* **Exercise brief**
Every entry should be repeated exactly. Omit the pictures.

* **Material shown**

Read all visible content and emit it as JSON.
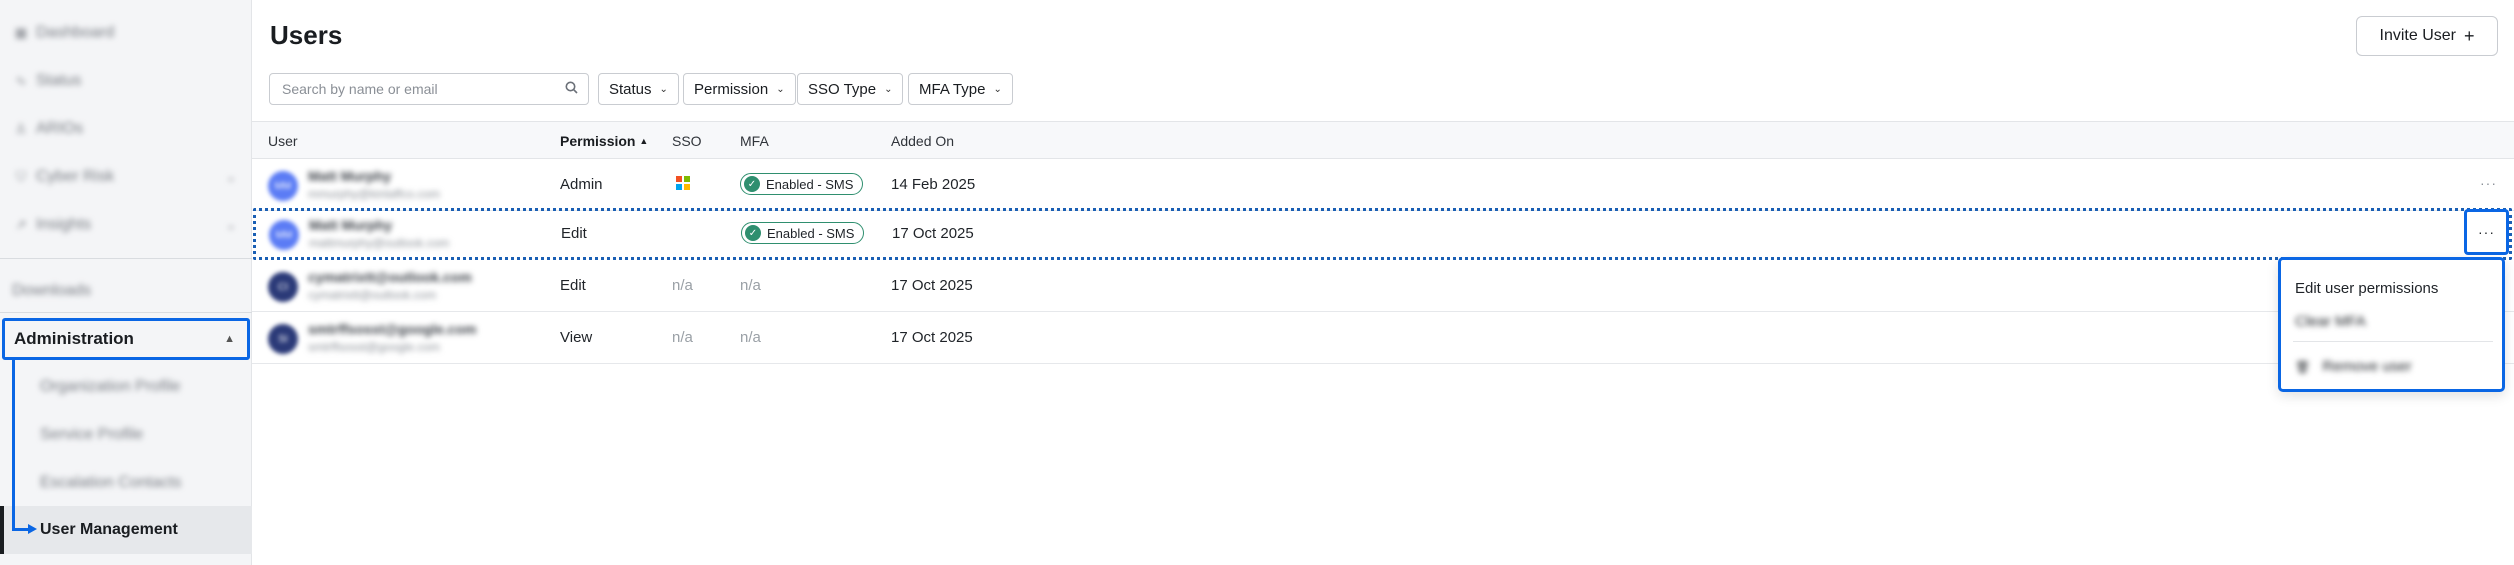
{
  "sidebar": {
    "items": [
      {
        "label": "Dashboard",
        "icon": "grid-icon"
      },
      {
        "label": "Status",
        "icon": "pulse-icon"
      },
      {
        "label": "ARIOs",
        "icon": "person-icon"
      },
      {
        "label": "Cyber Risk",
        "icon": "shield-icon"
      },
      {
        "label": "Insights",
        "icon": "chart-icon"
      }
    ],
    "downloads": "Downloads",
    "administration": "Administration",
    "admin_children": [
      "Organization Profile",
      "Service Profile",
      "Escalation Contacts",
      "User Management"
    ]
  },
  "header": {
    "title": "Users",
    "invite_label": "Invite User",
    "invite_icon": "+"
  },
  "filters": {
    "search_placeholder": "Search by name or email",
    "status": "Status",
    "permission": "Permission",
    "sso_type": "SSO Type",
    "mfa_type": "MFA Type"
  },
  "table": {
    "columns": {
      "user": "User",
      "permission": "Permission",
      "sort_indicator": "▲",
      "sso": "SSO",
      "mfa": "MFA",
      "added_on": "Added On"
    },
    "rows": [
      {
        "initials": "MM",
        "name": "Matt Murphy",
        "email": "mmurphy@kinlaffco.com",
        "permission": "Admin",
        "sso": "microsoft",
        "mfa": "Enabled - SMS",
        "added_on": "14 Feb 2025"
      },
      {
        "initials": "MM",
        "name": "Matt Murphy",
        "email": "mattmurphy@outlook.com",
        "permission": "Edit",
        "sso": "",
        "mfa": "Enabled - SMS",
        "added_on": "17 Oct 2025"
      },
      {
        "initials": "CI",
        "name": "cymatrixtt@outlook.com",
        "email": "cymatrixtt@outlook.com",
        "permission": "Edit",
        "sso": "n/a",
        "mfa": "n/a",
        "added_on": "17 Oct 2025"
      },
      {
        "initials": "SI",
        "name": "smtrffsosst@google.com",
        "email": "smtrffsosst@google.com",
        "permission": "View",
        "sso": "n/a",
        "mfa": "n/a",
        "added_on": "17 Oct 2025"
      }
    ],
    "more_label": "···"
  },
  "context_menu": {
    "edit": "Edit user permissions",
    "clear_mfa": "Clear MFA",
    "remove": "Remove user",
    "remove_icon": "trash-icon"
  },
  "colors": {
    "accent": "#0a66e4",
    "badge_green": "#2f8f6f",
    "avatar_blue": "#5b7cf5",
    "avatar_navy": "#2b3a78"
  }
}
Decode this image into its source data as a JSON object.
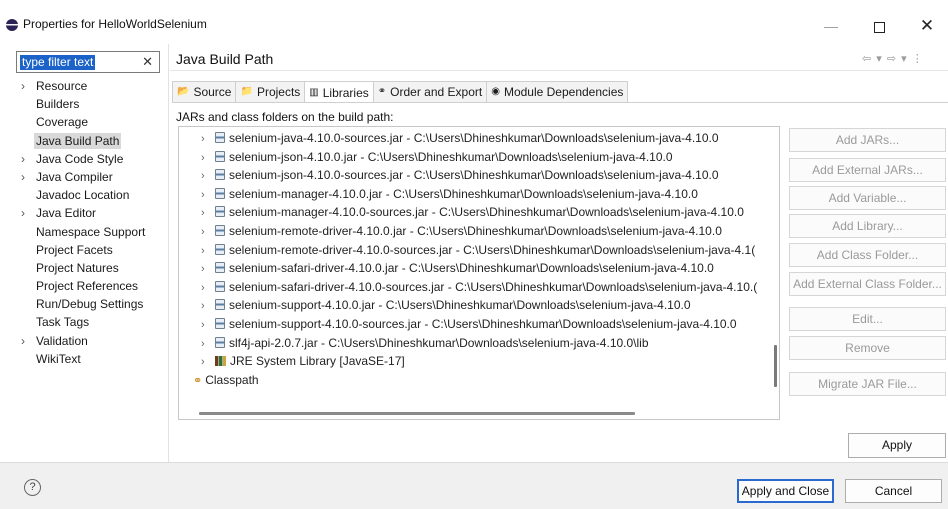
{
  "window": {
    "title": "Properties for HelloWorldSelenium",
    "minimize": "—",
    "close": "✕"
  },
  "filter": {
    "value": "type filter text",
    "clear": "✕"
  },
  "nav": {
    "items": [
      {
        "label": "Resource",
        "expandable": true
      },
      {
        "label": "Builders",
        "expandable": false
      },
      {
        "label": "Coverage",
        "expandable": false
      },
      {
        "label": "Java Build Path",
        "expandable": false,
        "selected": true
      },
      {
        "label": "Java Code Style",
        "expandable": true
      },
      {
        "label": "Java Compiler",
        "expandable": true
      },
      {
        "label": "Javadoc Location",
        "expandable": false
      },
      {
        "label": "Java Editor",
        "expandable": true
      },
      {
        "label": "Namespace Support",
        "expandable": false
      },
      {
        "label": "Project Facets",
        "expandable": false
      },
      {
        "label": "Project Natures",
        "expandable": false
      },
      {
        "label": "Project References",
        "expandable": false
      },
      {
        "label": "Run/Debug Settings",
        "expandable": false
      },
      {
        "label": "Task Tags",
        "expandable": false
      },
      {
        "label": "Validation",
        "expandable": true
      },
      {
        "label": "WikiText",
        "expandable": false
      }
    ]
  },
  "page": {
    "title": "Java Build Path",
    "nav_arrows": "⇦ ▾ ⇨ ▾ ⋮"
  },
  "tabs": [
    {
      "label": "Source",
      "icon": "source-folder-icon",
      "glyph": "📂",
      "active": false
    },
    {
      "label": "Projects",
      "icon": "projects-icon",
      "glyph": "📁",
      "active": false
    },
    {
      "label": "Libraries",
      "icon": "libraries-icon",
      "glyph": "▥",
      "active": true
    },
    {
      "label": "Order and Export",
      "icon": "order-export-icon",
      "glyph": "⚭",
      "active": false
    },
    {
      "label": "Module Dependencies",
      "icon": "module-dependencies-icon",
      "glyph": "◉",
      "active": false
    }
  ],
  "libraries": {
    "section_label": "JARs and class folders on the build path:",
    "entries": [
      {
        "text": "selenium-java-4.10.0-sources.jar - C:\\Users\\Dhineshkumar\\Downloads\\selenium-java-4.10.0",
        "icon": "jar-icon"
      },
      {
        "text": "selenium-json-4.10.0.jar - C:\\Users\\Dhineshkumar\\Downloads\\selenium-java-4.10.0",
        "icon": "jar-icon"
      },
      {
        "text": "selenium-json-4.10.0-sources.jar - C:\\Users\\Dhineshkumar\\Downloads\\selenium-java-4.10.0",
        "icon": "jar-icon"
      },
      {
        "text": "selenium-manager-4.10.0.jar - C:\\Users\\Dhineshkumar\\Downloads\\selenium-java-4.10.0",
        "icon": "jar-icon"
      },
      {
        "text": "selenium-manager-4.10.0-sources.jar - C:\\Users\\Dhineshkumar\\Downloads\\selenium-java-4.10.0",
        "icon": "jar-icon"
      },
      {
        "text": "selenium-remote-driver-4.10.0.jar - C:\\Users\\Dhineshkumar\\Downloads\\selenium-java-4.10.0",
        "icon": "jar-icon"
      },
      {
        "text": "selenium-remote-driver-4.10.0-sources.jar - C:\\Users\\Dhineshkumar\\Downloads\\selenium-java-4.1(",
        "icon": "jar-icon"
      },
      {
        "text": "selenium-safari-driver-4.10.0.jar - C:\\Users\\Dhineshkumar\\Downloads\\selenium-java-4.10.0",
        "icon": "jar-icon"
      },
      {
        "text": "selenium-safari-driver-4.10.0-sources.jar - C:\\Users\\Dhineshkumar\\Downloads\\selenium-java-4.10.(",
        "icon": "jar-icon"
      },
      {
        "text": "selenium-support-4.10.0.jar - C:\\Users\\Dhineshkumar\\Downloads\\selenium-java-4.10.0",
        "icon": "jar-icon"
      },
      {
        "text": "selenium-support-4.10.0-sources.jar - C:\\Users\\Dhineshkumar\\Downloads\\selenium-java-4.10.0",
        "icon": "jar-icon"
      },
      {
        "text": "slf4j-api-2.0.7.jar - C:\\Users\\Dhineshkumar\\Downloads\\selenium-java-4.10.0\\lib",
        "icon": "jar-icon"
      },
      {
        "text": "JRE System Library [JavaSE-17]",
        "icon": "library-icon"
      }
    ],
    "classpath_label": "Classpath"
  },
  "side_buttons": [
    {
      "label": "Add JARs...",
      "enabled": false
    },
    {
      "label": "Add External JARs...",
      "enabled": false
    },
    {
      "label": "Add Variable...",
      "enabled": false
    },
    {
      "label": "Add Library...",
      "enabled": false
    },
    {
      "label": "Add Class Folder...",
      "enabled": false
    },
    {
      "label": "Add External Class Folder...",
      "enabled": false
    },
    {
      "label": "Edit...",
      "enabled": false
    },
    {
      "label": "Remove",
      "enabled": false
    },
    {
      "label": "Migrate JAR File...",
      "enabled": false
    }
  ],
  "apply_label": "Apply",
  "footer": {
    "help": "?",
    "apply_close_label": "Apply and Close",
    "cancel_label": "Cancel"
  },
  "colors": {
    "selection": "#1c63c9",
    "default_button_border": "#2a6ad0",
    "disabled_text": "#9a9a9a"
  }
}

* **Task answer**
Read all visible content and emit it as JSON.
{
  "sidebar": {
    "items": [
      {
        "label": "Dashboard",
        "icon": "grid-icon"
      },
      {
        "label": "Status",
        "icon": "pulse-icon"
      },
      {
        "label": "ARIOs",
        "icon": "person-icon"
      },
      {
        "label": "Cyber Risk",
        "icon": "shield-icon"
      },
      {
        "label": "Insights",
        "icon": "chart-icon"
      }
    ],
    "downloads": "Downloads",
    "administration": "Administration",
    "admin_children": [
      "Organization Profile",
      "Service Profile",
      "Escalation Contacts",
      "User Management"
    ]
  },
  "header": {
    "title": "Users",
    "invite_label": "Invite User",
    "invite_icon": "+"
  },
  "filters": {
    "search_placeholder": "Search by name or email",
    "status": "Status",
    "permission": "Permission",
    "sso_type": "SSO Type",
    "mfa_type": "MFA Type"
  },
  "table": {
    "columns": {
      "user": "User",
      "permission": "Permission",
      "sort_indicator": "▲",
      "sso": "SSO",
      "mfa": "MFA",
      "added_on": "Added On"
    },
    "rows": [
      {
        "initials": "MM",
        "name": "Matt Murphy",
        "email": "mmurphy@kinlaffco.com",
        "permission": "Admin",
        "sso": "microsoft",
        "mfa": "Enabled - SMS",
        "added_on": "14 Feb 2025"
      },
      {
        "initials": "MM",
        "name": "Matt Murphy",
        "email": "mattmurphy@outlook.com",
        "permission": "Edit",
        "sso": "",
        "mfa": "Enabled - SMS",
        "added_on": "17 Oct 2025"
      },
      {
        "initials": "CI",
        "name": "cymatrixtt@outlook.com",
        "email": "cymatrixtt@outlook.com",
        "permission": "Edit",
        "sso": "n/a",
        "mfa": "n/a",
        "added_on": "17 Oct 2025"
      },
      {
        "initials": "SI",
        "name": "smtrffsosst@google.com",
        "email": "smtrffsosst@google.com",
        "permission": "View",
        "sso": "n/a",
        "mfa": "n/a",
        "added_on": "17 Oct 2025"
      }
    ],
    "more_label": "···"
  },
  "context_menu": {
    "edit": "Edit user permissions",
    "clear_mfa": "Clear MFA",
    "remove": "Remove user",
    "remove_icon": "trash-icon"
  },
  "colors": {
    "accent": "#0a66e4",
    "badge_green": "#2f8f6f",
    "avatar_blue": "#5b7cf5",
    "avatar_navy": "#2b3a78"
  }
}
Decode this image into its source data as a JSON object.
{
  "window": {
    "title": "Properties for HelloWorldSelenium",
    "minimize": "—",
    "close": "✕"
  },
  "filter": {
    "value": "type filter text",
    "clear": "✕"
  },
  "nav": {
    "items": [
      {
        "label": "Resource",
        "expandable": true
      },
      {
        "label": "Builders",
        "expandable": false
      },
      {
        "label": "Coverage",
        "expandable": false
      },
      {
        "label": "Java Build Path",
        "expandable": false,
        "selected": true
      },
      {
        "label": "Java Code Style",
        "expandable": true
      },
      {
        "label": "Java Compiler",
        "expandable": true
      },
      {
        "label": "Javadoc Location",
        "expandable": false
      },
      {
        "label": "Java Editor",
        "expandable": true
      },
      {
        "label": "Namespace Support",
        "expandable": false
      },
      {
        "label": "Project Facets",
        "expandable": false
      },
      {
        "label": "Project Natures",
        "expandable": false
      },
      {
        "label": "Project References",
        "expandable": false
      },
      {
        "label": "Run/Debug Settings",
        "expandable": false
      },
      {
        "label": "Task Tags",
        "expandable": false
      },
      {
        "label": "Validation",
        "expandable": true
      },
      {
        "label": "WikiText",
        "expandable": false
      }
    ]
  },
  "page": {
    "title": "Java Build Path",
    "nav_arrows": "⇦ ▾ ⇨ ▾ ⋮"
  },
  "tabs": [
    {
      "label": "Source",
      "icon": "source-folder-icon",
      "glyph": "📂",
      "active": false
    },
    {
      "label": "Projects",
      "icon": "projects-icon",
      "glyph": "📁",
      "active": false
    },
    {
      "label": "Libraries",
      "icon": "libraries-icon",
      "glyph": "▥",
      "active": true
    },
    {
      "label": "Order and Export",
      "icon": "order-export-icon",
      "glyph": "⚭",
      "active": false
    },
    {
      "label": "Module Dependencies",
      "icon": "module-dependencies-icon",
      "glyph": "◉",
      "active": false
    }
  ],
  "libraries": {
    "section_label": "JARs and class folders on the build path:",
    "entries": [
      {
        "text": "selenium-java-4.10.0-sources.jar - C:\\Users\\Dhineshkumar\\Downloads\\selenium-java-4.10.0",
        "icon": "jar-icon"
      },
      {
        "text": "selenium-json-4.10.0.jar - C:\\Users\\Dhineshkumar\\Downloads\\selenium-java-4.10.0",
        "icon": "jar-icon"
      },
      {
        "text": "selenium-json-4.10.0-sources.jar - C:\\Users\\Dhineshkumar\\Downloads\\selenium-java-4.10.0",
        "icon": "jar-icon"
      },
      {
        "text": "selenium-manager-4.10.0.jar - C:\\Users\\Dhineshkumar\\Downloads\\selenium-java-4.10.0",
        "icon": "jar-icon"
      },
      {
        "text": "selenium-manager-4.10.0-sources.jar - C:\\Users\\Dhineshkumar\\Downloads\\selenium-java-4.10.0",
        "icon": "jar-icon"
      },
      {
        "text": "selenium-remote-driver-4.10.0.jar - C:\\Users\\Dhineshkumar\\Downloads\\selenium-java-4.10.0",
        "icon": "jar-icon"
      },
      {
        "text": "selenium-remote-driver-4.10.0-sources.jar - C:\\Users\\Dhineshkumar\\Downloads\\selenium-java-4.1(",
        "icon": "jar-icon"
      },
      {
        "text": "selenium-safari-driver-4.10.0.jar - C:\\Users\\Dhineshkumar\\Downloads\\selenium-java-4.10.0",
        "icon": "jar-icon"
      },
      {
        "text": "selenium-safari-driver-4.10.0-sources.jar - C:\\Users\\Dhineshkumar\\Downloads\\selenium-java-4.10.(",
        "icon": "jar-icon"
      },
      {
        "text": "selenium-support-4.10.0.jar - C:\\Users\\Dhineshkumar\\Downloads\\selenium-java-4.10.0",
        "icon": "jar-icon"
      },
      {
        "text": "selenium-support-4.10.0-sources.jar - C:\\Users\\Dhineshkumar\\Downloads\\selenium-java-4.10.0",
        "icon": "jar-icon"
      },
      {
        "text": "slf4j-api-2.0.7.jar - C:\\Users\\Dhineshkumar\\Downloads\\selenium-java-4.10.0\\lib",
        "icon": "jar-icon"
      },
      {
        "text": "JRE System Library [JavaSE-17]",
        "icon": "library-icon"
      }
    ],
    "classpath_label": "Classpath"
  },
  "side_buttons": [
    {
      "label": "Add JARs...",
      "enabled": false
    },
    {
      "label": "Add External JARs...",
      "enabled": false
    },
    {
      "label": "Add Variable...",
      "enabled": false
    },
    {
      "label": "Add Library...",
      "enabled": false
    },
    {
      "label": "Add Class Folder...",
      "enabled": false
    },
    {
      "label": "Add External Class Folder...",
      "enabled": false
    },
    {
      "label": "Edit...",
      "enabled": false
    },
    {
      "label": "Remove",
      "enabled": false
    },
    {
      "label": "Migrate JAR File...",
      "enabled": false
    }
  ],
  "apply_label": "Apply",
  "footer": {
    "help": "?",
    "apply_close_label": "Apply and Close",
    "cancel_label": "Cancel"
  },
  "colors": {
    "selection": "#1c63c9",
    "default_button_border": "#2a6ad0",
    "disabled_text": "#9a9a9a"
  }
}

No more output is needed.